Find the lines with the string "Estate" and return them.
— Begin —
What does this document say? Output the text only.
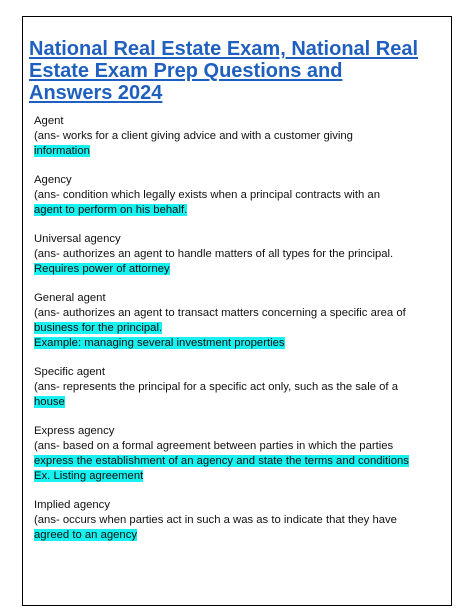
National Real Estate Exam, National Real
Estate Exam Prep Questions and
Answers 2024
Agent
(ans- works for a client giving advice and with a customer giving
information
Agency
(ans- condition which legally exists when a principal contracts with an
agent to perform on his behalf.
Universal agency
(ans- authorizes an agent to handle matters of all types for the principal.
Requires power of attorney
General agent
(ans- authorizes an agent to transact matters concerning a specific area of
business for the principal.
Example: managing several investment properties
Specific agent
(ans- represents the principal for a specific act only, such as the sale of a
house
Express agency
(ans- based on a formal agreement between parties in which the parties
express the establishment of an agency and state the terms and conditions
Ex. Listing agreement
Implied agency
(ans- occurs when parties act in such a was as to indicate that they have
agreed to an agency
— End —
■ Completed exercise
National Real Estate Exam, National Real
Estate Exam Prep Questions and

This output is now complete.